→ LISTING
┄┄┄┄┄┄
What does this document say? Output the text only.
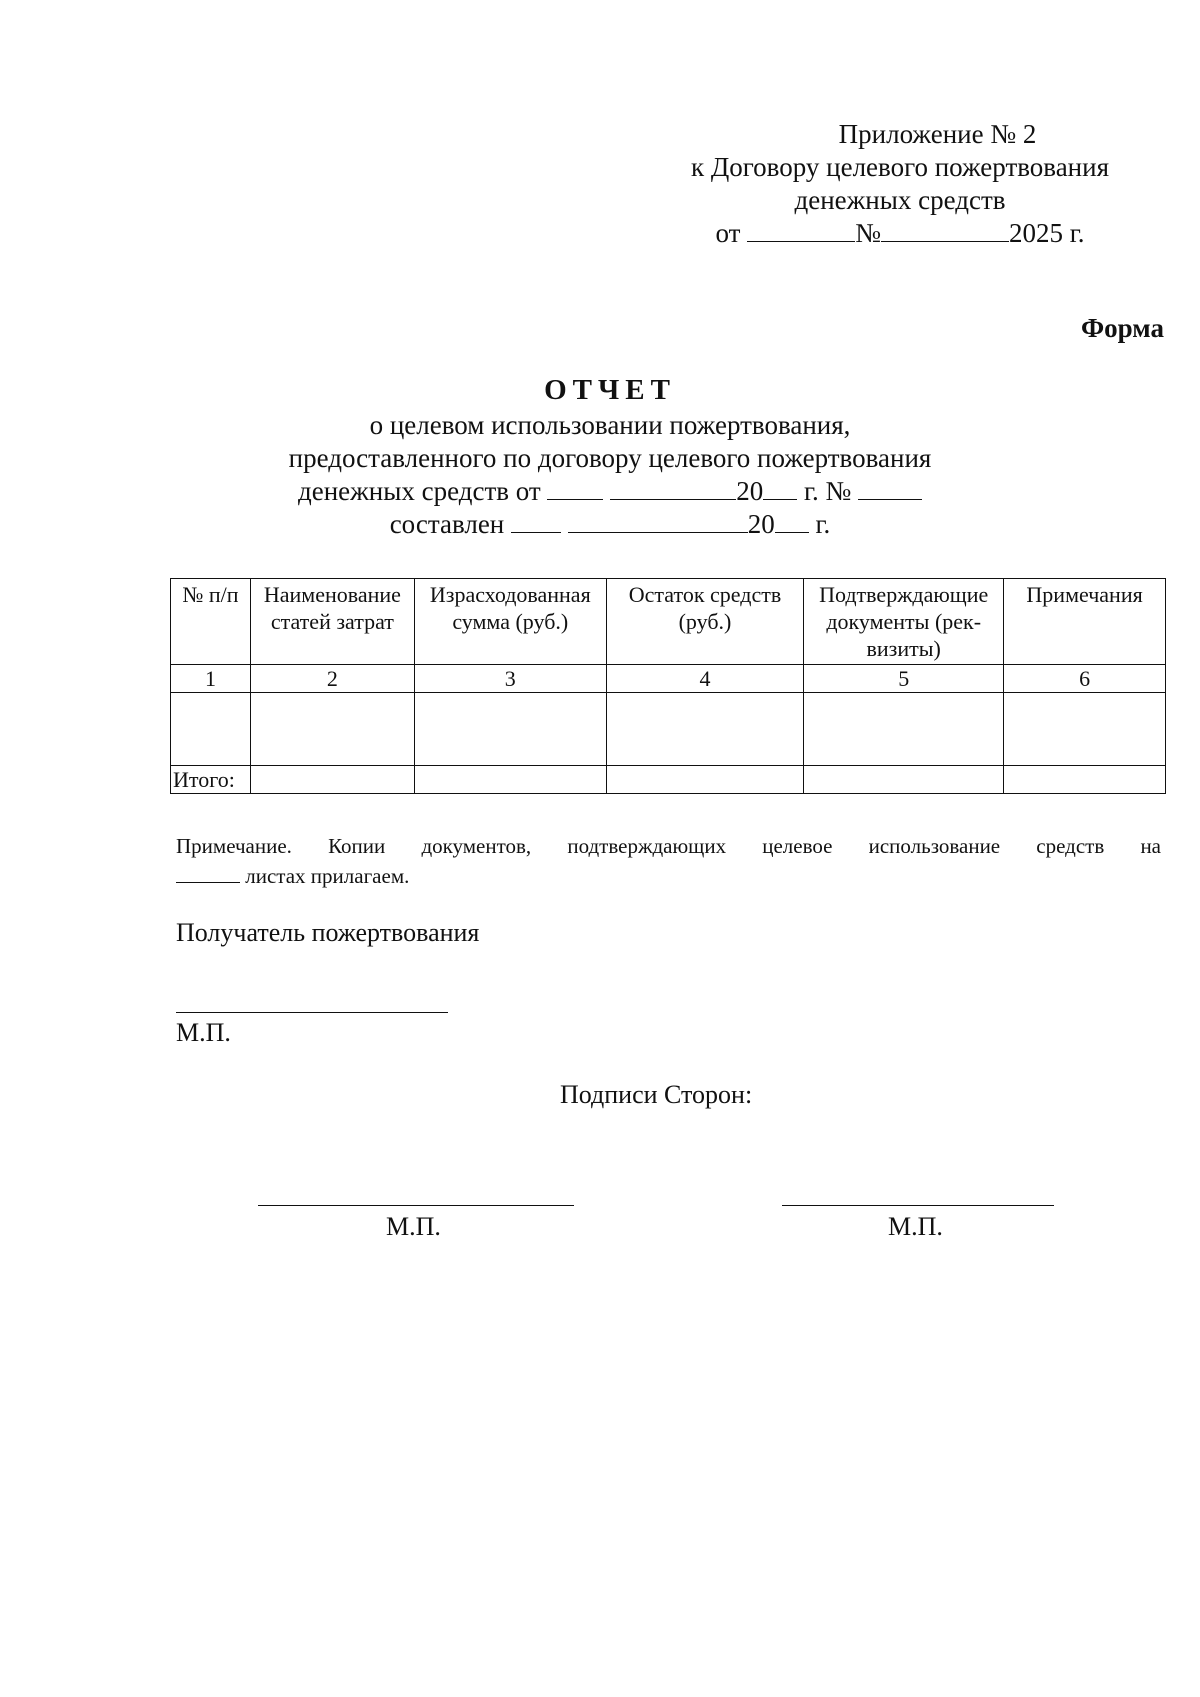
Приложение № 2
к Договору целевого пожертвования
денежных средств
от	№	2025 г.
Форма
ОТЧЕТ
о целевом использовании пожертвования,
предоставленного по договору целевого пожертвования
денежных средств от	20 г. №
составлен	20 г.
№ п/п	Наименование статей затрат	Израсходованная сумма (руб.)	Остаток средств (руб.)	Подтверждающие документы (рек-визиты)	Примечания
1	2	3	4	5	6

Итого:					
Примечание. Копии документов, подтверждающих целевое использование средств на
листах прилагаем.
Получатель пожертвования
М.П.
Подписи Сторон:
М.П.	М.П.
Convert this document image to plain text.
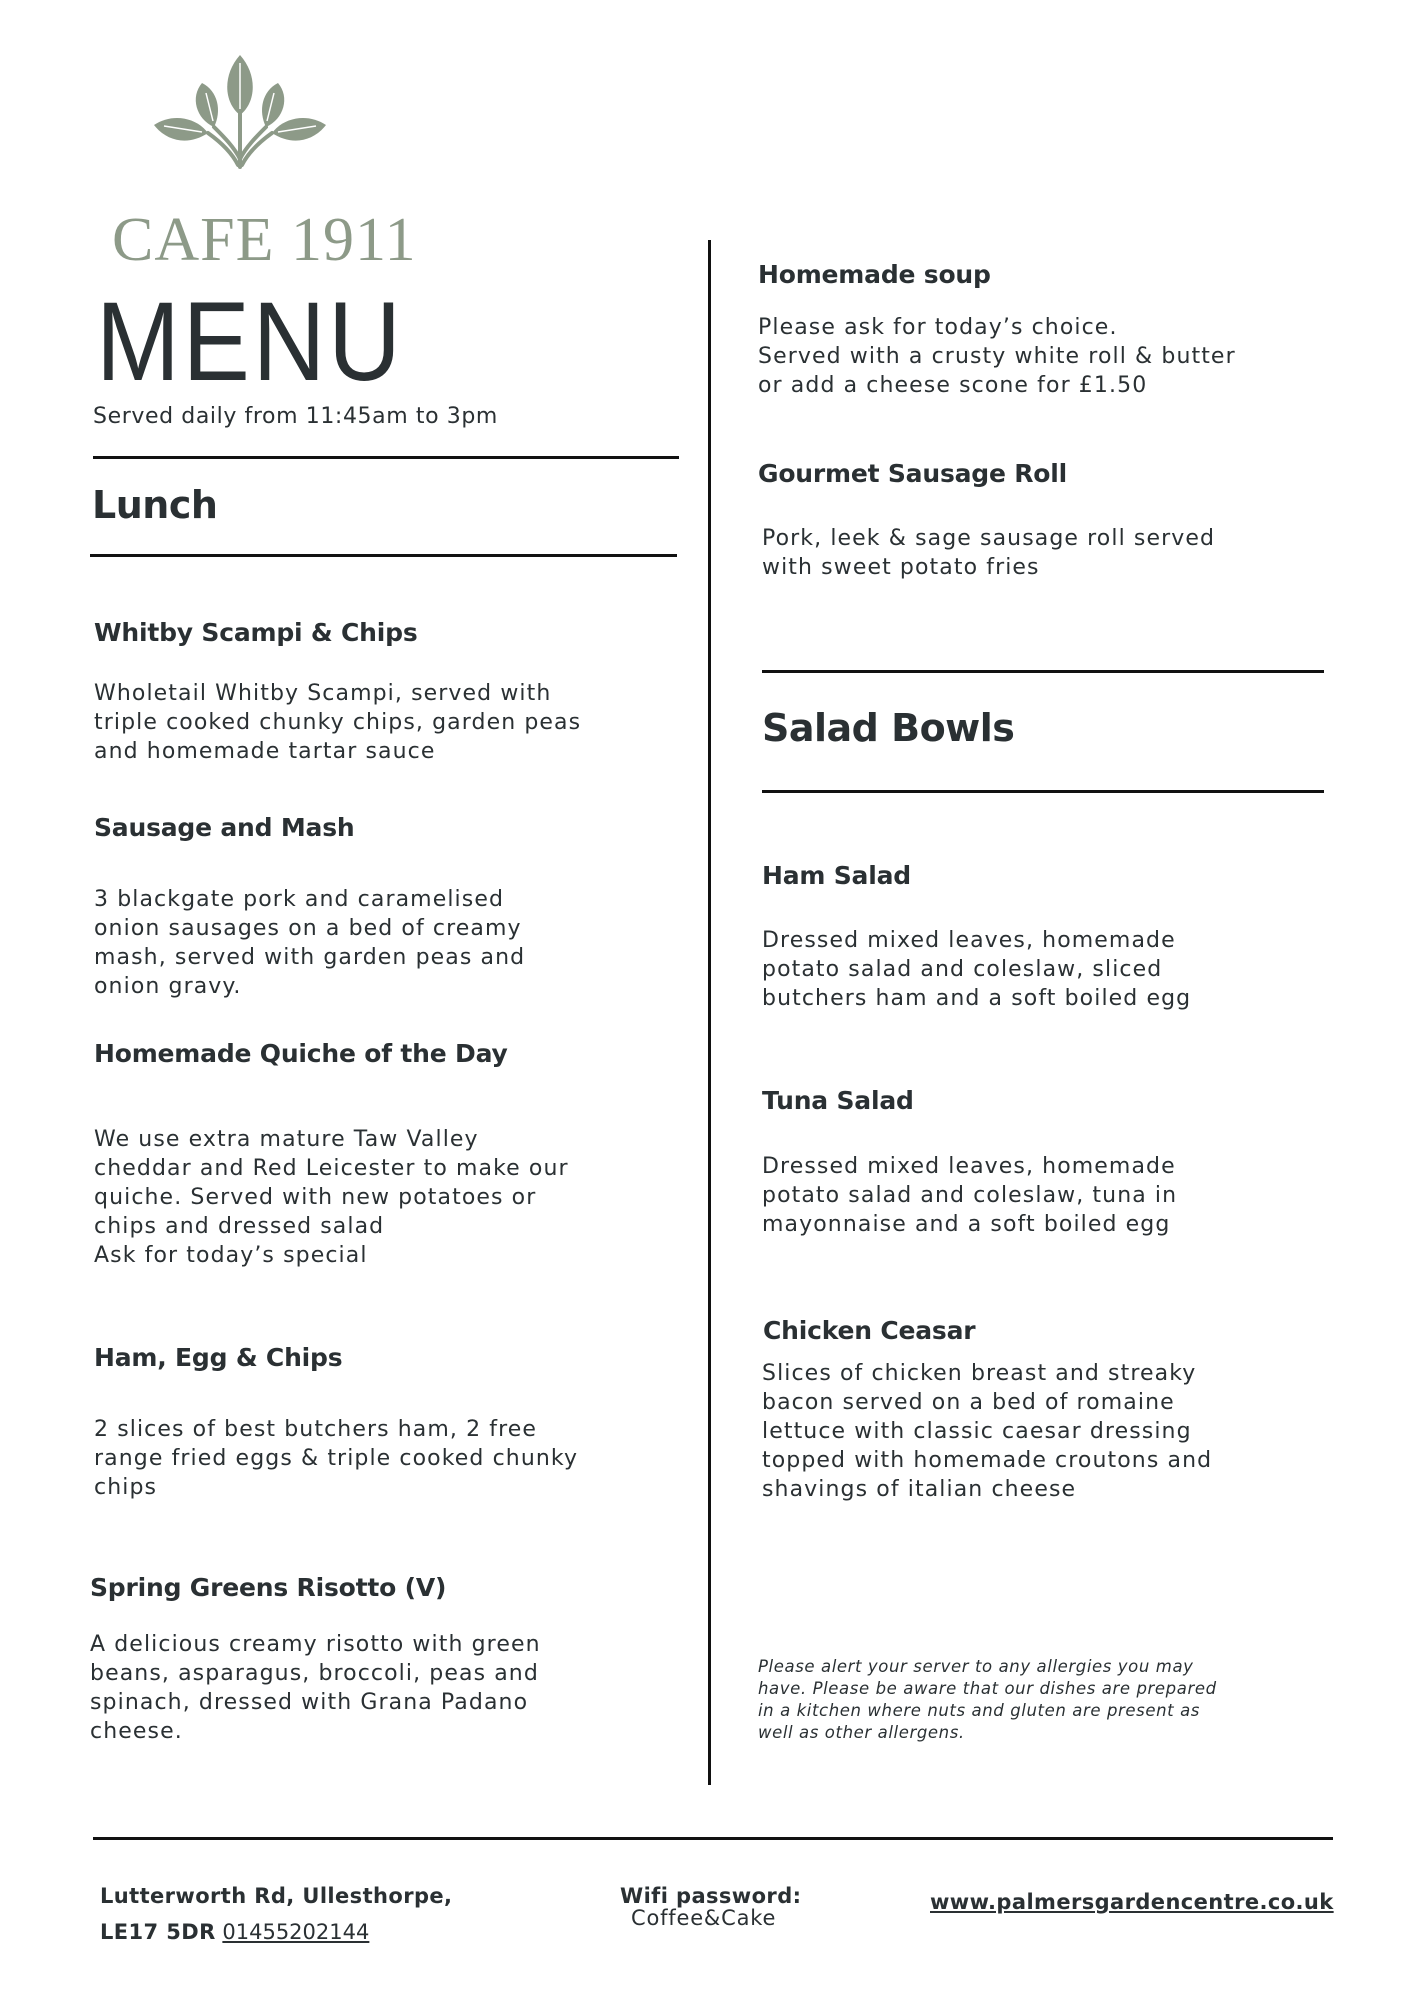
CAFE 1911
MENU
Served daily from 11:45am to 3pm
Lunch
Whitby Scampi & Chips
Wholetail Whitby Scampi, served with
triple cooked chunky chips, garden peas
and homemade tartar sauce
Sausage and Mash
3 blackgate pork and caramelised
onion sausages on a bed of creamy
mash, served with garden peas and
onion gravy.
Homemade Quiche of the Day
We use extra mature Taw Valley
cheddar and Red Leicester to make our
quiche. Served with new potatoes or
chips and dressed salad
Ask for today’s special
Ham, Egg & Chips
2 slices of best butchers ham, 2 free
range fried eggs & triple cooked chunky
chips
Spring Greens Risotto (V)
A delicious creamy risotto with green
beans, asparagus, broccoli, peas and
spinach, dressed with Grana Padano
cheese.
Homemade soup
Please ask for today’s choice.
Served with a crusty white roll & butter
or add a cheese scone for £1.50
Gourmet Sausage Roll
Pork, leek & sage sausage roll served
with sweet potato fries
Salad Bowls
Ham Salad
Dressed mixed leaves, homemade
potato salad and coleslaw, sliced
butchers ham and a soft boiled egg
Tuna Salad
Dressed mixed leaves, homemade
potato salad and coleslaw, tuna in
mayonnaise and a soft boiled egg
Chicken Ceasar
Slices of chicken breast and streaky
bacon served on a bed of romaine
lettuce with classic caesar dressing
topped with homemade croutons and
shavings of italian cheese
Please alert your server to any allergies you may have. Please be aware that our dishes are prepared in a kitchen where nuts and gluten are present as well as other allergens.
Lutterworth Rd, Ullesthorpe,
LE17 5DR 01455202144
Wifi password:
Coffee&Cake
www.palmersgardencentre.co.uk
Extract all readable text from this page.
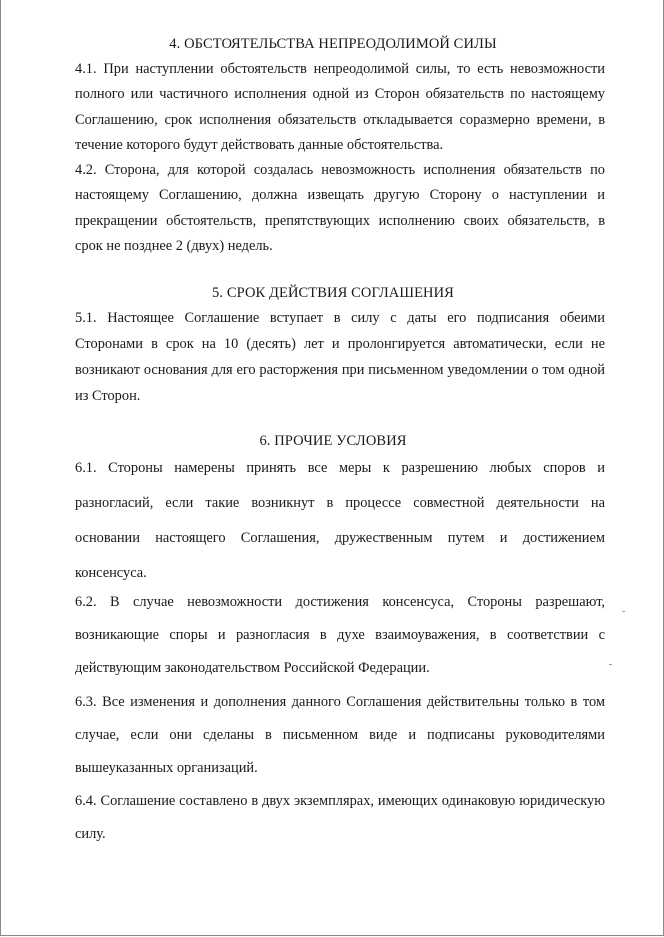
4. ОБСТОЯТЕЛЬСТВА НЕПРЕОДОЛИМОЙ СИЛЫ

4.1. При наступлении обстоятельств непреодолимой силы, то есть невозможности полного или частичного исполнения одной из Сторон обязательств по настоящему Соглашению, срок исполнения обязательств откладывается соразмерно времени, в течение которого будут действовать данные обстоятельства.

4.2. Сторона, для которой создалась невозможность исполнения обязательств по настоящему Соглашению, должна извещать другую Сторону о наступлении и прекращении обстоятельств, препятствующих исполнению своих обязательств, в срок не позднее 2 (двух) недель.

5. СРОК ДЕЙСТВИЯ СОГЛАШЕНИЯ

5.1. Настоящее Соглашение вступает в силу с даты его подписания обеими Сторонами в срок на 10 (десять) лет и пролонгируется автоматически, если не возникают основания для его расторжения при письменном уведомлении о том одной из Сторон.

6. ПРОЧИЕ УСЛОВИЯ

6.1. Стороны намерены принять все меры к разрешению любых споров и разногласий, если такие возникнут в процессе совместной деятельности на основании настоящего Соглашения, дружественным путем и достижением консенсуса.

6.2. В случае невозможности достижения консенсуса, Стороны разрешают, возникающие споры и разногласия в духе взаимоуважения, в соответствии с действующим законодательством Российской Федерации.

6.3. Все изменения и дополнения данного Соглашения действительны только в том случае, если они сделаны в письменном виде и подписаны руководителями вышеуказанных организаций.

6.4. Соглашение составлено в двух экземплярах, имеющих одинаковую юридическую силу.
┄┄┄┄┄┄
→ SHORT TASK
Return the listing above unchanged, apart from dropping its pictures.

→ RESULT FOR THIS TASK
What does this document say? Output the text only.
Приложение № 2
к Договору целевого пожертвования
денежных средств
от	№	2025 г.
Форма
ОТЧЕТ
о целевом использовании пожертвования,
предоставленного по договору целевого пожертвования
денежных средств от	20 г. №
составлен	20 г.
№ п/п	Наименование статей затрат	Израсходованная сумма (руб.)	Остаток средств (руб.)	Подтверждающие документы (рек-визиты)	Примечания
1	2	3	4	5	6

Итого:					
Примечание. Копии документов, подтверждающих целевое использование средств на
листах прилагаем.
Получатель пожертвования
М.П.
Подписи Сторон:
М.П.	М.П.
Convert this document image to plain text.
CAFE 1911
MENU
Served daily from 11:45am to 3pm
Lunch
Whitby Scampi & Chips
Wholetail Whitby Scampi, served with
triple cooked chunky chips, garden peas
and homemade tartar sauce
Sausage and Mash
3 blackgate pork and caramelised
onion sausages on a bed of creamy
mash, served with garden peas and
onion gravy.
Homemade Quiche of the Day
We use extra mature Taw Valley
cheddar and Red Leicester to make our
quiche. Served with new potatoes or
chips and dressed salad
Ask for today’s special
Ham, Egg & Chips
2 slices of best butchers ham, 2 free
range fried eggs & triple cooked chunky
chips
Spring Greens Risotto (V)
A delicious creamy risotto with green
beans, asparagus, broccoli, peas and
spinach, dressed with Grana Padano
cheese.
Homemade soup
Please ask for today’s choice.
Served with a crusty white roll & butter
or add a cheese scone for £1.50
Gourmet Sausage Roll
Pork, leek & sage sausage roll served
with sweet potato fries
Salad Bowls
Ham Salad
Dressed mixed leaves, homemade
potato salad and coleslaw, sliced
butchers ham and a soft boiled egg
Tuna Salad
Dressed mixed leaves, homemade
potato salad and coleslaw, tuna in
mayonnaise and a soft boiled egg
Chicken Ceasar
Slices of chicken breast and streaky
bacon served on a bed of romaine
lettuce with classic caesar dressing
topped with homemade croutons and
shavings of italian cheese
Please alert your server to any allergies you may have. Please be aware that our dishes are prepared in a kitchen where nuts and gluten are present as well as other allergens.
Lutterworth Rd, Ullesthorpe,
LE17 5DR 01455202144
Wifi password:
Coffee&Cake
www.palmersgardencentre.co.uk
Extract all readable text from this page.
4. ОБСТОЯТЕЛЬСТВА НЕПРЕОДОЛИМОЙ СИЛЫ

4.1. При наступлении обстоятельств непреодолимой силы, то есть невозможности полного или частичного исполнения одной из Сторон обязательств по настоящему Соглашению, срок исполнения обязательств откладывается соразмерно времени, в течение которого будут действовать данные обстоятельства.

4.2. Сторона, для которой создалась невозможность исполнения обязательств по настоящему Соглашению, должна извещать другую Сторону о наступлении и прекращении обстоятельств, препятствующих исполнению своих обязательств, в срок не позднее 2 (двух) недель.

5. СРОК ДЕЙСТВИЯ СОГЛАШЕНИЯ

5.1. Настоящее Соглашение вступает в силу с даты его подписания обеими Сторонами в срок на 10 (десять) лет и пролонгируется автоматически, если не возникают основания для его расторжения при письменном уведомлении о том одной из Сторон.

6. ПРОЧИЕ УСЛОВИЯ

6.1. Стороны намерены принять все меры к разрешению любых споров и разногласий, если такие возникнут в процессе совместной деятельности на основании настоящего Соглашения, дружественным путем и достижением консенсуса.

6.2. В случае невозможности достижения консенсуса, Стороны разрешают, возникающие споры и разногласия в духе взаимоуважения, в соответствии с действующим законодательством Российской Федерации.

6.3. Все изменения и дополнения данного Соглашения действительны только в том случае, если они сделаны в письменном виде и подписаны руководителями вышеуказанных организаций.

6.4. Соглашение составлено в двух экземплярах, имеющих одинаковую юридическую силу.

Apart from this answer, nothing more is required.